Source records
------------------------------------
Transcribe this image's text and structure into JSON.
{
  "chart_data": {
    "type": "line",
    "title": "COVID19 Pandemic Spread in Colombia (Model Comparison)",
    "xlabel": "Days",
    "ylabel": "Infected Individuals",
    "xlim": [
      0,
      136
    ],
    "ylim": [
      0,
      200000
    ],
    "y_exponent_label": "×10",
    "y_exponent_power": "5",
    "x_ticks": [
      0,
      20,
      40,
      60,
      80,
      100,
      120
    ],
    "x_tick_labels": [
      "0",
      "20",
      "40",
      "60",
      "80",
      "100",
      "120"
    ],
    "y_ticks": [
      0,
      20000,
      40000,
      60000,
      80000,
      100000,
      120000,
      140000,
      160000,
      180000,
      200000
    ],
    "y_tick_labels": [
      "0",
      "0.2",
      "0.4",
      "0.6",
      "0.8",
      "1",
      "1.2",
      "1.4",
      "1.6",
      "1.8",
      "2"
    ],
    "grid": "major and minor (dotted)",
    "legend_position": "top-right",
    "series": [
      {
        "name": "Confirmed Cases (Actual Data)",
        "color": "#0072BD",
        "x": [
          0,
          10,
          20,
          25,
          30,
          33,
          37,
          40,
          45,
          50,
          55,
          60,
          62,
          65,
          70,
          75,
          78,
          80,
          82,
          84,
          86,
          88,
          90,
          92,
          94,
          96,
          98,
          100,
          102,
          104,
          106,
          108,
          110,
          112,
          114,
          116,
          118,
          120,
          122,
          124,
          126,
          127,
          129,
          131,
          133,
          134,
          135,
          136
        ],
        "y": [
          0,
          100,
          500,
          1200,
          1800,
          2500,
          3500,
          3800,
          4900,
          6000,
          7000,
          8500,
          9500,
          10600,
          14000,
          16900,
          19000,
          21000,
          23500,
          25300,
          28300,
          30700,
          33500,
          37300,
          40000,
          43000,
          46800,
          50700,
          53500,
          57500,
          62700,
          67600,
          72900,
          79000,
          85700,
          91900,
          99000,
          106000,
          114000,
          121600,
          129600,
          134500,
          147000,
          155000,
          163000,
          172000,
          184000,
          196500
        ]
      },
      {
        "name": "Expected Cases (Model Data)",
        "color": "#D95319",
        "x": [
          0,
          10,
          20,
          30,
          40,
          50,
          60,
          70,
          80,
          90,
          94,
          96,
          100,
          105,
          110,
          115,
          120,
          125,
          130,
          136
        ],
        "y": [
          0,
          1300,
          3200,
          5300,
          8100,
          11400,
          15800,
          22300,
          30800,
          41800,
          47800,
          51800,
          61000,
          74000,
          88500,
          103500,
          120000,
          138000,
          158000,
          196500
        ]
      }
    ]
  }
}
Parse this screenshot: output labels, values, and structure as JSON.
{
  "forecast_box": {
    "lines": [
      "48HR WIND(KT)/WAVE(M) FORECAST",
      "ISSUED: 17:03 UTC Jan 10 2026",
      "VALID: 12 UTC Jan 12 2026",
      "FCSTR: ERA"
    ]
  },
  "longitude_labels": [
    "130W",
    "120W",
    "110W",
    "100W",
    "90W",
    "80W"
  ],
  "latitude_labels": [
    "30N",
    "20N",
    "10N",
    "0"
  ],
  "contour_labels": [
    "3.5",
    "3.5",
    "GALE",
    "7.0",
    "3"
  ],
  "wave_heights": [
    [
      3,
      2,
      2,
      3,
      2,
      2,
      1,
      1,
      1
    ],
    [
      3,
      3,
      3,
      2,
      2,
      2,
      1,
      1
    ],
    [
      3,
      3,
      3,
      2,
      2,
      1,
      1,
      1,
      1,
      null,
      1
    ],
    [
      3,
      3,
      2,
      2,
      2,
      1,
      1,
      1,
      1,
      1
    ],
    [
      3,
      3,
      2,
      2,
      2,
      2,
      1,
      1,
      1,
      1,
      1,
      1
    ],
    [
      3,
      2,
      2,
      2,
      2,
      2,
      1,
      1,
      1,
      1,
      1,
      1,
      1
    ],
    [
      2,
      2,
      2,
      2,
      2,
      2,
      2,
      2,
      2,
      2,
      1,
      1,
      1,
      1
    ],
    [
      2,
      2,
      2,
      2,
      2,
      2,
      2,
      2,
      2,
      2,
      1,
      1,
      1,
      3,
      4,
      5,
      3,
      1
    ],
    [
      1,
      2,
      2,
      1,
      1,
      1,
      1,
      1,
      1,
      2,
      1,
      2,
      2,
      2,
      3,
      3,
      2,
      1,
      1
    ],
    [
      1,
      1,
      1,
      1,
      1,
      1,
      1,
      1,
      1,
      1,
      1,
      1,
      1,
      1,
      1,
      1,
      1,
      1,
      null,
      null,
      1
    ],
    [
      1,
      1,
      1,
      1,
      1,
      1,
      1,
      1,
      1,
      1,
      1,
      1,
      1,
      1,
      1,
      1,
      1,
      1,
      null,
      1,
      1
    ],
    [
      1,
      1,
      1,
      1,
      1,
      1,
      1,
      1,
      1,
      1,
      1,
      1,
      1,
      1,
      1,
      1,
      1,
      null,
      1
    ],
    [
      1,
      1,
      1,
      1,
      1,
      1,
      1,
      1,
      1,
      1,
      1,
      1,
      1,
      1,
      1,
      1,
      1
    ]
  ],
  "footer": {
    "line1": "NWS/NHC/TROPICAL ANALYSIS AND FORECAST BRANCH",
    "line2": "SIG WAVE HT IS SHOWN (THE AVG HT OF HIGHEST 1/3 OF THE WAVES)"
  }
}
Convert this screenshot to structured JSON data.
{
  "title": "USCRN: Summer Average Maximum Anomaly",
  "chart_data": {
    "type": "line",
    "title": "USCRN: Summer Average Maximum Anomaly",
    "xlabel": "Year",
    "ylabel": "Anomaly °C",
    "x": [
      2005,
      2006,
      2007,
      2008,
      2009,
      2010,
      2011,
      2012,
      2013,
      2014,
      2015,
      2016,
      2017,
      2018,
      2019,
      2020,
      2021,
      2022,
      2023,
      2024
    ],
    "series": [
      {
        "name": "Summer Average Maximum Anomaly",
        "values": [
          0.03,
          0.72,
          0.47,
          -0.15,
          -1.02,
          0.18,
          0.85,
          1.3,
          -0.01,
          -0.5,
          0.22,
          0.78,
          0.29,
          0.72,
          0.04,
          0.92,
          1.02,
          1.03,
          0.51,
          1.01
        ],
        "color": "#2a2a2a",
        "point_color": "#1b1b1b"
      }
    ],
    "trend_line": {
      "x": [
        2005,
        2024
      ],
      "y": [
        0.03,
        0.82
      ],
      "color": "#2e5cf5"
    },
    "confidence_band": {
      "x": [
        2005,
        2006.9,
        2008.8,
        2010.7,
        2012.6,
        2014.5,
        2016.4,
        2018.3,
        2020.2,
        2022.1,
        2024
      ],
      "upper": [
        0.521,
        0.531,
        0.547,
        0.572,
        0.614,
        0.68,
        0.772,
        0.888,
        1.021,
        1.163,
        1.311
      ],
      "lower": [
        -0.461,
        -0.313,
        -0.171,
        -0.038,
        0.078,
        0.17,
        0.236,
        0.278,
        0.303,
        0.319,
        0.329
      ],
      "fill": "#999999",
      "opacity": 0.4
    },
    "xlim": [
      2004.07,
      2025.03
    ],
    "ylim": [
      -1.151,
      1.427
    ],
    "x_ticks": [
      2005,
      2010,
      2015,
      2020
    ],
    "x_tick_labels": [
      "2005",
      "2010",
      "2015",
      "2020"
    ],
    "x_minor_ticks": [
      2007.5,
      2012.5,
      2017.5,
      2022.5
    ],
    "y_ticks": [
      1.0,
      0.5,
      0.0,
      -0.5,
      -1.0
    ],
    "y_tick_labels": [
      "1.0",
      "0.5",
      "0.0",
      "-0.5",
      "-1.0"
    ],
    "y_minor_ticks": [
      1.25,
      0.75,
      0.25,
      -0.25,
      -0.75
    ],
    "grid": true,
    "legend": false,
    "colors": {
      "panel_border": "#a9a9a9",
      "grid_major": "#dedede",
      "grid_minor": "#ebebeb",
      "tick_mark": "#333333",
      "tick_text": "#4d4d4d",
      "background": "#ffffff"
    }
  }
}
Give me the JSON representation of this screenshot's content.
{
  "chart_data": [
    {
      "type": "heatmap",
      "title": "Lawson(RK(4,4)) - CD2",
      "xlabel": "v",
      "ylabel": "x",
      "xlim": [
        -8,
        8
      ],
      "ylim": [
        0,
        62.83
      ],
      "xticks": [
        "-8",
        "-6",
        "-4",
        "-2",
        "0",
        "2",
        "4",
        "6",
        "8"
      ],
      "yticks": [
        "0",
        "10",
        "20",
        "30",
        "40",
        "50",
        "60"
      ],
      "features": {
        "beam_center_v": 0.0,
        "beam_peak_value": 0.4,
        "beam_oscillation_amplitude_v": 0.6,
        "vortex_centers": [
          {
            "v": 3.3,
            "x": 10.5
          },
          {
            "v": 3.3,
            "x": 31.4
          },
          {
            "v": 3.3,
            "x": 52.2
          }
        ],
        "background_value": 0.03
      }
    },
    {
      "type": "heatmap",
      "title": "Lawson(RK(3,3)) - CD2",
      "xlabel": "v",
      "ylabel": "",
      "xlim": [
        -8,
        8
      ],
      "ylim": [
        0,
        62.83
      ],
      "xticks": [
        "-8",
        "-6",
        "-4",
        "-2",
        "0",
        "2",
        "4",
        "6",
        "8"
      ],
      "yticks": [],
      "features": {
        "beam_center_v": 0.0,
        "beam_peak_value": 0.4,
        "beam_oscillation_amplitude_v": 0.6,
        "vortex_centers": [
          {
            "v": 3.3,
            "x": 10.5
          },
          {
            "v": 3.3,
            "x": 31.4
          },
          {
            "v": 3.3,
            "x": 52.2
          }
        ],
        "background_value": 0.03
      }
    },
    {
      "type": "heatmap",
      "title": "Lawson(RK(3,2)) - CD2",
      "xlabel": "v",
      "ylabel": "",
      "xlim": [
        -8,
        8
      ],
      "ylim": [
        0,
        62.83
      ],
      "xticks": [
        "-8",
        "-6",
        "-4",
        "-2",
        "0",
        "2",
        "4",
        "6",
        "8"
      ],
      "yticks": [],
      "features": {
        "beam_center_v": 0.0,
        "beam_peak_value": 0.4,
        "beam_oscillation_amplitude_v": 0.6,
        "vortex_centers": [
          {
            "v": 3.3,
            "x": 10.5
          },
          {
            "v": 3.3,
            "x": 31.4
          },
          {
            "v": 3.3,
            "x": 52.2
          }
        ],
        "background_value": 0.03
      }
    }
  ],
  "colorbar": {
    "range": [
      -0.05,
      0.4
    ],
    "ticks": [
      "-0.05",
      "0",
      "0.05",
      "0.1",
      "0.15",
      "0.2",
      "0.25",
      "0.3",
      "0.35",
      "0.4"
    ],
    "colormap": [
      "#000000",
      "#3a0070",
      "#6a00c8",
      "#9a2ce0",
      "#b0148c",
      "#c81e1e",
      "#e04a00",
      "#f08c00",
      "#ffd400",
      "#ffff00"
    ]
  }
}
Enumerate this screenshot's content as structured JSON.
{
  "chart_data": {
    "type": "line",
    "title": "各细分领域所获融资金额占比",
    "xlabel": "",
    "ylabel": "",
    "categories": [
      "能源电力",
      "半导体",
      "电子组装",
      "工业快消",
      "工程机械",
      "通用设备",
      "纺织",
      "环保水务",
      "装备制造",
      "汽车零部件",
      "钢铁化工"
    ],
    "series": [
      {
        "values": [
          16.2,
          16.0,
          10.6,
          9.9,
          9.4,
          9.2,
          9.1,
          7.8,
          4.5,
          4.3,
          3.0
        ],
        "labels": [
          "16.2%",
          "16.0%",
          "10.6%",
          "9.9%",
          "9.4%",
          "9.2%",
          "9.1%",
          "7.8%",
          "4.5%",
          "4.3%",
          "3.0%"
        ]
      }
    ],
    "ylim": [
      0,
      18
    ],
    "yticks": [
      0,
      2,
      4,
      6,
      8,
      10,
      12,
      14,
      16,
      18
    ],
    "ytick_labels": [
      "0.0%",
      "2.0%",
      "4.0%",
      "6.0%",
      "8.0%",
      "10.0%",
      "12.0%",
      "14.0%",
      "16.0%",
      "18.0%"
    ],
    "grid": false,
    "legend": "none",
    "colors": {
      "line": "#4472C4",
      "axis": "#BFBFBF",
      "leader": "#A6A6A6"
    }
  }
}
------------------------------------
▶ WHAT YOU SHOULD DO: Copy only the stretch running from the line containing "Enumerate this screenshot's" to the final line of the entries, both ends included, exactly as it stands.

▶ SOLUTION FOR THIS PROBLEM:
Enumerate this screenshot's content as structured JSON.
{
  "chart_data": {
    "type": "line",
    "title": "各细分领域所获融资金额占比",
    "xlabel": "",
    "ylabel": "",
    "categories": [
      "能源电力",
      "半导体",
      "电子组装",
      "工业快消",
      "工程机械",
      "通用设备",
      "纺织",
      "环保水务",
      "装备制造",
      "汽车零部件",
      "钢铁化工"
    ],
    "series": [
      {
        "values": [
          16.2,
          16.0,
          10.6,
          9.9,
          9.4,
          9.2,
          9.1,
          7.8,
          4.5,
          4.3,
          3.0
        ],
        "labels": [
          "16.2%",
          "16.0%",
          "10.6%",
          "9.9%",
          "9.4%",
          "9.2%",
          "9.1%",
          "7.8%",
          "4.5%",
          "4.3%",
          "3.0%"
        ]
      }
    ],
    "ylim": [
      0,
      18
    ],
    "yticks": [
      0,
      2,
      4,
      6,
      8,
      10,
      12,
      14,
      16,
      18
    ],
    "ytick_labels": [
      "0.0%",
      "2.0%",
      "4.0%",
      "6.0%",
      "8.0%",
      "10.0%",
      "12.0%",
      "14.0%",
      "16.0%",
      "18.0%"
    ],
    "grid": false,
    "legend": "none",
    "colors": {
      "line": "#4472C4",
      "axis": "#BFBFBF",
      "leader": "#A6A6A6"
    }
  }
}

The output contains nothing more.